* [Your task]
Everything from the line containing "Decode this image" through the last line of the data below is to be retyped exactly, apart from the pictures.

* [Provided entries]
--*--

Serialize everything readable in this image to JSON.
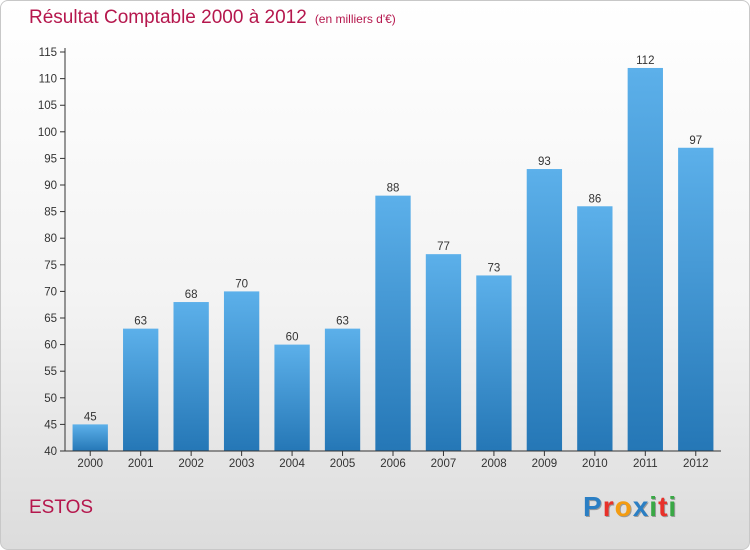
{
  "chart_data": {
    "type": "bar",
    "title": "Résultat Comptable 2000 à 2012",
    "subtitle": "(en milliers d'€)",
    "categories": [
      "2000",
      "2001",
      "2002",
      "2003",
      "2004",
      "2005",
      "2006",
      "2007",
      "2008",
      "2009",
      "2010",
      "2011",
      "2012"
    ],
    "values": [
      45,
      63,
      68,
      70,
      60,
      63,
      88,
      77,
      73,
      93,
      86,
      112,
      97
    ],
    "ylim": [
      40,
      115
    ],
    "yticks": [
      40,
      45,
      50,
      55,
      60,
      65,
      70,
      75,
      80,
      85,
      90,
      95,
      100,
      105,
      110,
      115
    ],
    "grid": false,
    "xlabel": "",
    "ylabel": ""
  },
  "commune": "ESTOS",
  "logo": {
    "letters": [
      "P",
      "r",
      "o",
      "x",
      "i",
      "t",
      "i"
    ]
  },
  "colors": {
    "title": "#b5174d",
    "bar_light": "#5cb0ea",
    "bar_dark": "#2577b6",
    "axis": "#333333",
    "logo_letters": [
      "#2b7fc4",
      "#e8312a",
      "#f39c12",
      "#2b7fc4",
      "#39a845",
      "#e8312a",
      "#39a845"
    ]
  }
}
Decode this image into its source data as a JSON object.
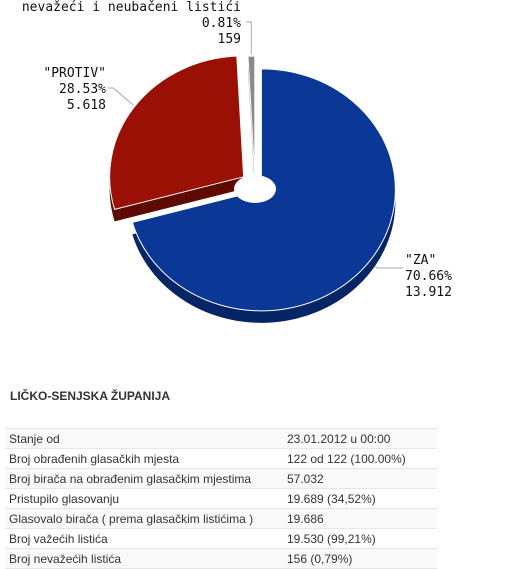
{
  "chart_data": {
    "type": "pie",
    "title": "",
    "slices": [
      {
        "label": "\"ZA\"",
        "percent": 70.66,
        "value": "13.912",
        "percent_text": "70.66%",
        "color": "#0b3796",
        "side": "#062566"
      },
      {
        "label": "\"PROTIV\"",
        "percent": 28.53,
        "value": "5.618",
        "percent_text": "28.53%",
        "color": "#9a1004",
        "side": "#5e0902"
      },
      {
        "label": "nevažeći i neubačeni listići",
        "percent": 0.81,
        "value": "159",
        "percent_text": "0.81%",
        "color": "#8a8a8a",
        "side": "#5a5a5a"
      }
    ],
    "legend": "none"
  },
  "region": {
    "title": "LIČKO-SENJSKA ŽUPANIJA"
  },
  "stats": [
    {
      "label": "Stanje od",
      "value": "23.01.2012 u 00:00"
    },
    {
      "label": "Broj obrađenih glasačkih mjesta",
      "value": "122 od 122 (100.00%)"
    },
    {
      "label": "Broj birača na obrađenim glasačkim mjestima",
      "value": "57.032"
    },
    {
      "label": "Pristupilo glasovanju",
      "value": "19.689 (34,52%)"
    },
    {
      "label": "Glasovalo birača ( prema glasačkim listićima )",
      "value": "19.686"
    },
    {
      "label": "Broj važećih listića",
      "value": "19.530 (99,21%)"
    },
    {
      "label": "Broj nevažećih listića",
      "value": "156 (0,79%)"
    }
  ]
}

--*--

* [Result of the task]
Decode this image into its source data as a JSON object.
{
  "chart_data": {
    "type": "pie",
    "title": "",
    "slices": [
      {
        "label": "\"ZA\"",
        "percent": 70.66,
        "value": "13.912",
        "percent_text": "70.66%",
        "color": "#0b3796",
        "side": "#062566"
      },
      {
        "label": "\"PROTIV\"",
        "percent": 28.53,
        "value": "5.618",
        "percent_text": "28.53%",
        "color": "#9a1004",
        "side": "#5e0902"
      },
      {
        "label": "nevažeći i neubačeni listići",
        "percent": 0.81,
        "value": "159",
        "percent_text": "0.81%",
        "color": "#8a8a8a",
        "side": "#5a5a5a"
      }
    ],
    "legend": "none"
  },
  "region": {
    "title": "LIČKO-SENJSKA ŽUPANIJA"
  },
  "stats": [
    {
      "label": "Stanje od",
      "value": "23.01.2012 u 00:00"
    },
    {
      "label": "Broj obrađenih glasačkih mjesta",
      "value": "122 od 122 (100.00%)"
    },
    {
      "label": "Broj birača na obrađenim glasačkim mjestima",
      "value": "57.032"
    },
    {
      "label": "Pristupilo glasovanju",
      "value": "19.689 (34,52%)"
    },
    {
      "label": "Glasovalo birača ( prema glasačkim listićima )",
      "value": "19.686"
    },
    {
      "label": "Broj važećih listića",
      "value": "19.530 (99,21%)"
    },
    {
      "label": "Broj nevažećih listića",
      "value": "156 (0,79%)"
    }
  ]
}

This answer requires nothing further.